→ Do this
Show all lines holding "בעדים".

→ Data to use
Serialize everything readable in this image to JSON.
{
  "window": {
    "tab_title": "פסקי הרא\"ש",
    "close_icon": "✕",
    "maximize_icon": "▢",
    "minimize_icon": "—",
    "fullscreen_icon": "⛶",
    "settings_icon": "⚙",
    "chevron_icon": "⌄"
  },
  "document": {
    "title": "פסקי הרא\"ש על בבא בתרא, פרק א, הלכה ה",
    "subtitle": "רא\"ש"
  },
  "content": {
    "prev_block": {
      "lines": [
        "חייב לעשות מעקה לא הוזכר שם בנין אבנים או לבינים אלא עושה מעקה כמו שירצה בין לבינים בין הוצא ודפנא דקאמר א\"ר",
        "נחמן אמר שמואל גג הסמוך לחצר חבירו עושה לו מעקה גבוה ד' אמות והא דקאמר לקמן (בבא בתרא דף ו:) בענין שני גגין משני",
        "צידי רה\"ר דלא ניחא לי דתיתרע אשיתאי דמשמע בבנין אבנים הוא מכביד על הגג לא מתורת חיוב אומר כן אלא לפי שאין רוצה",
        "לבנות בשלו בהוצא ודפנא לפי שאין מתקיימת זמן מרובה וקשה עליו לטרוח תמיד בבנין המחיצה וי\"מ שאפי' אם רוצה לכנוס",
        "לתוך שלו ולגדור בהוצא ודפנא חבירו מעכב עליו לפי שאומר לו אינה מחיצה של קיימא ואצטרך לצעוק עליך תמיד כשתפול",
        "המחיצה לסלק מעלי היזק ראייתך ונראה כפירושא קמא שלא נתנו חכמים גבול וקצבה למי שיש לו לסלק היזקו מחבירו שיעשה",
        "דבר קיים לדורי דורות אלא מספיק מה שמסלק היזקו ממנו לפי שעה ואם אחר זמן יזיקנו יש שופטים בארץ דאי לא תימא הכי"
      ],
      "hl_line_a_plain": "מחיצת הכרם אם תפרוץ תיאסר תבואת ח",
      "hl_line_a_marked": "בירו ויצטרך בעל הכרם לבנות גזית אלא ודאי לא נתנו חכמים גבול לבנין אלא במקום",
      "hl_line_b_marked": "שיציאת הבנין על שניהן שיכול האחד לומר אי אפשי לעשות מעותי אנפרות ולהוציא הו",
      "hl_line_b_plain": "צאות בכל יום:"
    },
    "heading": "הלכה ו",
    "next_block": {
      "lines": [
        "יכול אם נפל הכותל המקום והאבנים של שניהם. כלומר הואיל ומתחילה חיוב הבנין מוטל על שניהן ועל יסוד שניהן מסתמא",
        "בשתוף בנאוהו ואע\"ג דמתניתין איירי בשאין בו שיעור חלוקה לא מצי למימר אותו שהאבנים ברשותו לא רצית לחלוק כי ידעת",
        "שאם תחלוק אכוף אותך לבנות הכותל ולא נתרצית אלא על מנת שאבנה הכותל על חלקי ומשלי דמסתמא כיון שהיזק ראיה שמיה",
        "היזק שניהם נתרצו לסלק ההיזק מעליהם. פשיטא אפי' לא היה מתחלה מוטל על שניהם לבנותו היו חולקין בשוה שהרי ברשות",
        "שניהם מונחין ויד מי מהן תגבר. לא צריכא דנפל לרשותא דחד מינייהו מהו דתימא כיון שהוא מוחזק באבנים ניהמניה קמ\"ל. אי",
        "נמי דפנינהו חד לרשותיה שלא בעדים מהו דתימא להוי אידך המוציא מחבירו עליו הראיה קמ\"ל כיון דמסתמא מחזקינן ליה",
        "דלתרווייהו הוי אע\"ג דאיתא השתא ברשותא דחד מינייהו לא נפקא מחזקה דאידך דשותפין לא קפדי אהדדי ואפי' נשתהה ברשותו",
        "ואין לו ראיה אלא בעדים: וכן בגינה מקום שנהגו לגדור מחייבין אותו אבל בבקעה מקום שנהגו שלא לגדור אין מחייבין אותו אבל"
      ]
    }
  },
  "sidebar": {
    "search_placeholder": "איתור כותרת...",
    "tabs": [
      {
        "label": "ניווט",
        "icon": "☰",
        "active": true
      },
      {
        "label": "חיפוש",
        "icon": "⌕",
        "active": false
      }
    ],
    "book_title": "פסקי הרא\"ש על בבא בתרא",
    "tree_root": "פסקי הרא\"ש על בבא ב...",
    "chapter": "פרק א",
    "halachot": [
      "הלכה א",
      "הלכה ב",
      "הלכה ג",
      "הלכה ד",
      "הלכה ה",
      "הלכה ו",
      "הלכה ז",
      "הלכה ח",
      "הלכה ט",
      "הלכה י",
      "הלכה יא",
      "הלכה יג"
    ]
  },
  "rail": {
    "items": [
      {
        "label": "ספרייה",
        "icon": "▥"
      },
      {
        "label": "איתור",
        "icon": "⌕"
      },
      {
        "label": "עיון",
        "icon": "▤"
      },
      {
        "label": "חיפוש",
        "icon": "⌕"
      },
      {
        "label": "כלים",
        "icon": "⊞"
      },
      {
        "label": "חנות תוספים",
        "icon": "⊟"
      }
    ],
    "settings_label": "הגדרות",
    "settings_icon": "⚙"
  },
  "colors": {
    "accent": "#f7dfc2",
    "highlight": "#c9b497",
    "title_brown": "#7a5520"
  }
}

→ The answer
        "נמי דפנינהו חד לרשותיה שלא בעדים מהו דתימא להוי אידך המוציא מחבירו עליו הראיה קמ\"ל כיון דמסתמא מחזקינן ליה",
        "ואין לו ראיה אלא בעדים: וכן בגינה מקום שנהגו לגדור מחייבין אותו אבל בבקעה מקום שנהגו שלא לגדור אין מחייבין אותו אבל"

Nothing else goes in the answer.